### [DATASET ROWS]
##############################

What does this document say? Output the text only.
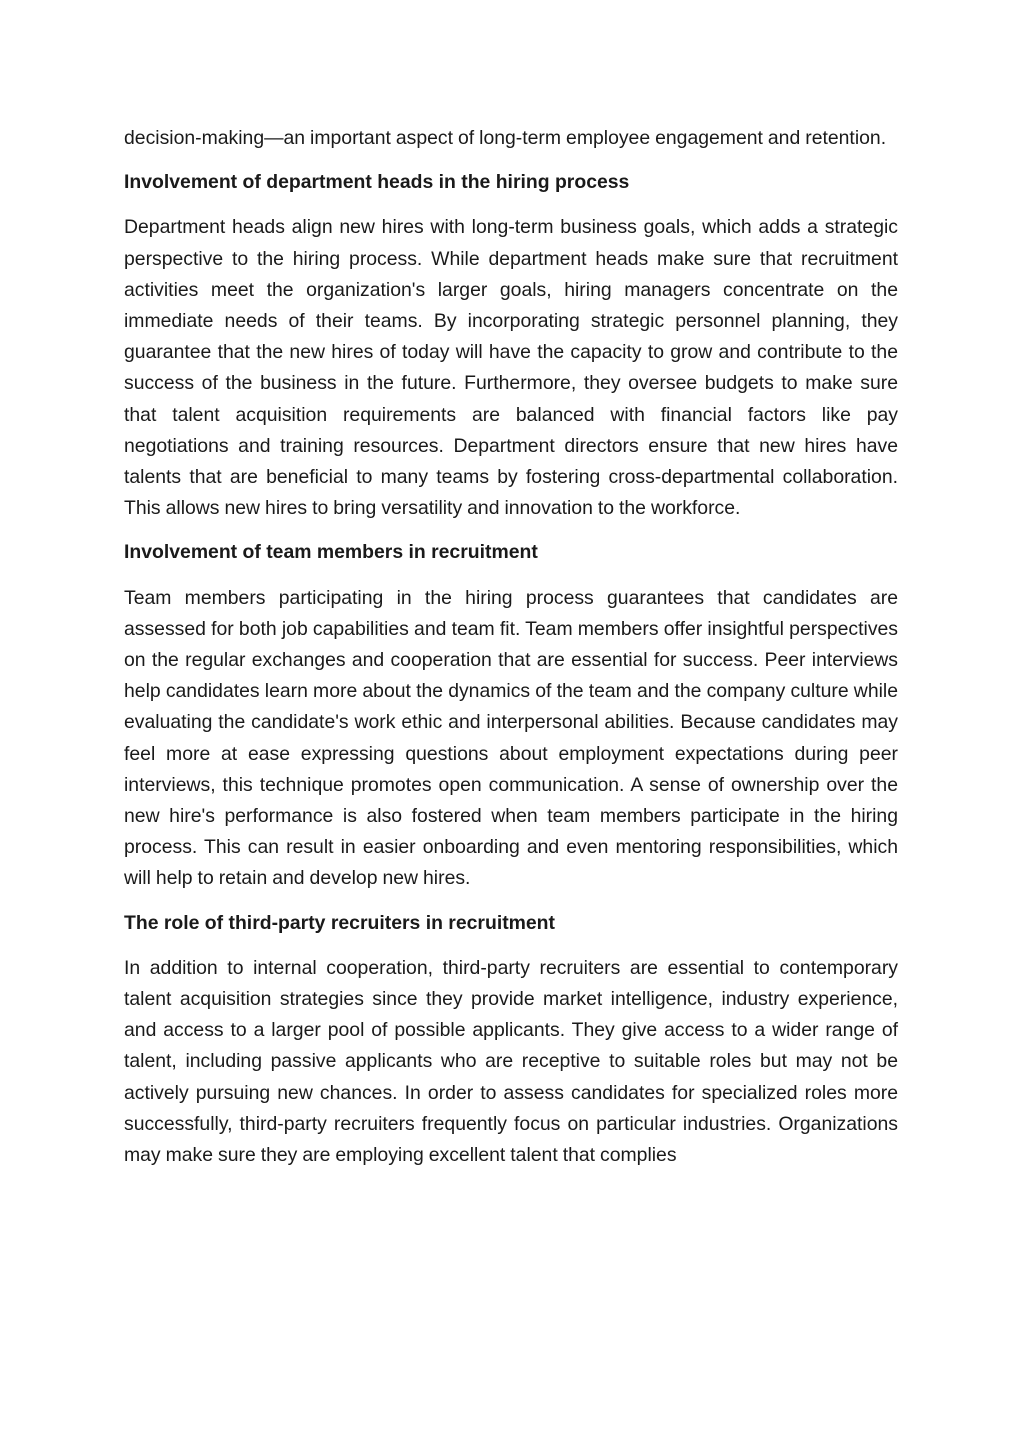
decision-making—an important aspect of long-term employee engagement and retention.

Involvement of department heads in the hiring process

Department heads align new hires with long-term business goals, which adds a strategic perspective to the hiring process. While department heads make sure that recruitment activities meet the organization's larger goals, hiring managers concentrate on the immediate needs of their teams. By incorporating strategic personnel planning, they guarantee that the new hires of today will have the capacity to grow and contribute to the success of the business in the future. Furthermore, they oversee budgets to make sure that talent acquisition requirements are balanced with financial factors like pay negotiations and training resources. Department directors ensure that new hires have talents that are beneficial to many teams by fostering cross-departmental collaboration. This allows new hires to bring versatility and innovation to the workforce.

Involvement of team members in recruitment

Team members participating in the hiring process guarantees that candidates are assessed for both job capabilities and team fit. Team members offer insightful perspectives on the regular exchanges and cooperation that are essential for success. Peer interviews help candidates learn more about the dynamics of the team and the company culture while evaluating the candidate's work ethic and interpersonal abilities. Because candidates may feel more at ease expressing questions about employment expectations during peer interviews, this technique promotes open communication. A sense of ownership over the new hire's performance is also fostered when team members participate in the hiring process. This can result in easier onboarding and even mentoring responsibilities, which will help to retain and develop new hires.

The role of third-party recruiters in recruitment

In addition to internal cooperation, third-party recruiters are essential to contemporary talent acquisition strategies since they provide market intelligence, industry experience, and access to a larger pool of possible applicants. They give access to a wider range of talent, including passive applicants who are receptive to suitable roles but may not be actively pursuing new chances. In order to assess candidates for specialized roles more successfully, third-party recruiters frequently focus on particular industries. Organizations may make sure they are employing excellent talent that complies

##############################

### [OBJECTIVE]
Look for "members" and pull out every line that has it.

### [EXPECTED ANSWER]
Involvement of team members in recruitment
Team members participating in the hiring process guarantees that candidates are assessed for both job capabilities and team fit. Team members offer insightful perspectives on the regular exchanges and cooperation that are essential for success. Peer interviews help candidates learn more about the dynamics of the team and the company culture while evaluating the candidate's work ethic and interpersonal abilities. Because candidates may feel more at ease expressing questions about employment expectations during peer interviews, this technique promotes open communication. A sense of ownership over the new hire's performance is also fostered when team members participate in the hiring process. This can result in easier onboarding and even mentoring responsibilities, which will help to retain and develop new hires.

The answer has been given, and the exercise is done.